■ Exercise objective:
Each line that holds the word "Ranking" is to be identified and copied.

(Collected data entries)
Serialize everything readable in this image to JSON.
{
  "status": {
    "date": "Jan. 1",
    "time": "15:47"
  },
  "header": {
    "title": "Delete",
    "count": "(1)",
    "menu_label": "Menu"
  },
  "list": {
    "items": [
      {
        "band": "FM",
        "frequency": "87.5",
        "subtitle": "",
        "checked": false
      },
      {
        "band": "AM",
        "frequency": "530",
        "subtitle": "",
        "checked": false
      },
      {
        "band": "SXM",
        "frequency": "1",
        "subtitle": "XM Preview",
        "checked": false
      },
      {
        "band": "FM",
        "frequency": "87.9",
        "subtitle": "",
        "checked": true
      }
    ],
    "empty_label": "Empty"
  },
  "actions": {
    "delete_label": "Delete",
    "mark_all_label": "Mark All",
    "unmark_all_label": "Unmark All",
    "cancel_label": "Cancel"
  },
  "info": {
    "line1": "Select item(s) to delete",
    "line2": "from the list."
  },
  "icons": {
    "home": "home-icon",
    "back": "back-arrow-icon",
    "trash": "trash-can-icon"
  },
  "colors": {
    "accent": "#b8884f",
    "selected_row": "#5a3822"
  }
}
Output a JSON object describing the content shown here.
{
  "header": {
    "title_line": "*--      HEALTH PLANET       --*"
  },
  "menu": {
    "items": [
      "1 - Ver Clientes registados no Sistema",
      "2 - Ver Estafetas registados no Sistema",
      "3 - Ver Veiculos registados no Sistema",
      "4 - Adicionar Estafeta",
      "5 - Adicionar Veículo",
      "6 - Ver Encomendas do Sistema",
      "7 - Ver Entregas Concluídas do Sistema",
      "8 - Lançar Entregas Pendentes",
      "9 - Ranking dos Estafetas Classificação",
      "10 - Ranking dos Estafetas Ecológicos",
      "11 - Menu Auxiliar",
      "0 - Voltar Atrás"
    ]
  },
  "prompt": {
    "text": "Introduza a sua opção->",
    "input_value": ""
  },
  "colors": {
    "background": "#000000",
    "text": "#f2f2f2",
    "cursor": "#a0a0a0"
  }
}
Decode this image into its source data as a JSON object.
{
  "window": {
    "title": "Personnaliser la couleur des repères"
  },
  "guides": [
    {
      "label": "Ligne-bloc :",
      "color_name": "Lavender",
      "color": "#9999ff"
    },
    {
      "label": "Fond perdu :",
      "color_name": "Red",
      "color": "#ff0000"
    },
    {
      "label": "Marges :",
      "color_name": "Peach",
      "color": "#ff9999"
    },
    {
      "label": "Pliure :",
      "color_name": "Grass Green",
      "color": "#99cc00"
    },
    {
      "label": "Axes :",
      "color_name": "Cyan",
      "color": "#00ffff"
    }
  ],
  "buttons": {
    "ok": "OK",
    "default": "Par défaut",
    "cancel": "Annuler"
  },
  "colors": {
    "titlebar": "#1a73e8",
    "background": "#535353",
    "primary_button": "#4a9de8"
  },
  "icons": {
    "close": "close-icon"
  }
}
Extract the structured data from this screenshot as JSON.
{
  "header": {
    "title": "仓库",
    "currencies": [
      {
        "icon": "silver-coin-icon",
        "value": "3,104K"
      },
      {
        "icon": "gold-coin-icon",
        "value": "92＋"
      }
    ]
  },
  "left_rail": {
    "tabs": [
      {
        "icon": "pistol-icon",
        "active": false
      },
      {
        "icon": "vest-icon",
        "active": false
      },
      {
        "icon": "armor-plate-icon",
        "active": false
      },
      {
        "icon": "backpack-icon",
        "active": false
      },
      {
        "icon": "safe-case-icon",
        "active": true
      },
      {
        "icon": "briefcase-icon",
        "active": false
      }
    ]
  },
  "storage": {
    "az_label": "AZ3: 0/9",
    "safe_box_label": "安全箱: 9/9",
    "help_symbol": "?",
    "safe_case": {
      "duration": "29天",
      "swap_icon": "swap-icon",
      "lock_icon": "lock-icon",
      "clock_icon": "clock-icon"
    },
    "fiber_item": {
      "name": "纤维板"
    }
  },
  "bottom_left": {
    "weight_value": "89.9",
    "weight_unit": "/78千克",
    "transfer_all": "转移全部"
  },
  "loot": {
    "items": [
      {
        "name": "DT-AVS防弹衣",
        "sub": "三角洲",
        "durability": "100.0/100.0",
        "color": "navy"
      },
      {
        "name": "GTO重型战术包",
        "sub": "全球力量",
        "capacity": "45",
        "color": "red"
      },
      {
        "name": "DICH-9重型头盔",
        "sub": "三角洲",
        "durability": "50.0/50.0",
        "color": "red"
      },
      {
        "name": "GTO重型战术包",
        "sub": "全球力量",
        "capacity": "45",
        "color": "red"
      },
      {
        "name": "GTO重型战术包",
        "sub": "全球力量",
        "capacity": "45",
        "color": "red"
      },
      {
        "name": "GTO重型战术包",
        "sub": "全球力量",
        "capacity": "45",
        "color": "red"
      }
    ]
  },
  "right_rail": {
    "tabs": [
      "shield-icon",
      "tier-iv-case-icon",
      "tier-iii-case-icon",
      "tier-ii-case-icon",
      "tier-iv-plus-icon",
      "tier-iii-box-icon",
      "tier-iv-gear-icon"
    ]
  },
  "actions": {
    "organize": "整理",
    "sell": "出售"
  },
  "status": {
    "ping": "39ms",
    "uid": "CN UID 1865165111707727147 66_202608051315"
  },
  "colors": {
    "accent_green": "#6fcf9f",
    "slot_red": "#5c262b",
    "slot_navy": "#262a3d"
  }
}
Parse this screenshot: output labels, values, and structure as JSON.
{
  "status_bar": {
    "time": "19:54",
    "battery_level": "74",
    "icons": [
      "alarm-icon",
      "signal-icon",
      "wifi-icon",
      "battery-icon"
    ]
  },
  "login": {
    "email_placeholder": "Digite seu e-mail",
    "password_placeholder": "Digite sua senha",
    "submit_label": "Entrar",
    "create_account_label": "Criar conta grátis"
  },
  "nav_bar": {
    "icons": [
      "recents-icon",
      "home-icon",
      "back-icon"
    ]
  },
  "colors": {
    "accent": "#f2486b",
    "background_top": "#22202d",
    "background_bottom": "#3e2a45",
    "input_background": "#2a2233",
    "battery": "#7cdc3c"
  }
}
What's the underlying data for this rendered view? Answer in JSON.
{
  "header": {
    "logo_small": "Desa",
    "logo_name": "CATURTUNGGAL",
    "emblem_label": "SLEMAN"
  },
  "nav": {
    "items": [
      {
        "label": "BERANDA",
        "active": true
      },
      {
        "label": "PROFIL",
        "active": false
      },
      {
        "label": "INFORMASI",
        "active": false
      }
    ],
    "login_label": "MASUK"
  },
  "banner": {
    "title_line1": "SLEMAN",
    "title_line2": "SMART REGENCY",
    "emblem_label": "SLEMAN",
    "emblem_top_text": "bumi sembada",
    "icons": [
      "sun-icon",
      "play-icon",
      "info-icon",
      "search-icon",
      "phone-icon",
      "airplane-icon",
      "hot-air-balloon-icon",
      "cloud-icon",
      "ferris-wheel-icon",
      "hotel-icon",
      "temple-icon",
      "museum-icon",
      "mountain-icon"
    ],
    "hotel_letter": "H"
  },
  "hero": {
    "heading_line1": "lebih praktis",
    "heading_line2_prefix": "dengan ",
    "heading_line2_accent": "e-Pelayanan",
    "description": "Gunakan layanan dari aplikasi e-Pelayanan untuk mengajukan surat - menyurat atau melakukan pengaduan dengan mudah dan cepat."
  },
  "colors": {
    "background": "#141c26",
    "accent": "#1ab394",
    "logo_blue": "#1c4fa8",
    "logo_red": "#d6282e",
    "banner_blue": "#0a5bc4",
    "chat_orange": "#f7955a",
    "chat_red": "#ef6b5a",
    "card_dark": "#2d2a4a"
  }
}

■ Finished task:
      "9 - Ranking dos Estafetas Classificação",
      "10 - Ranking dos Estafetas Ecológicos",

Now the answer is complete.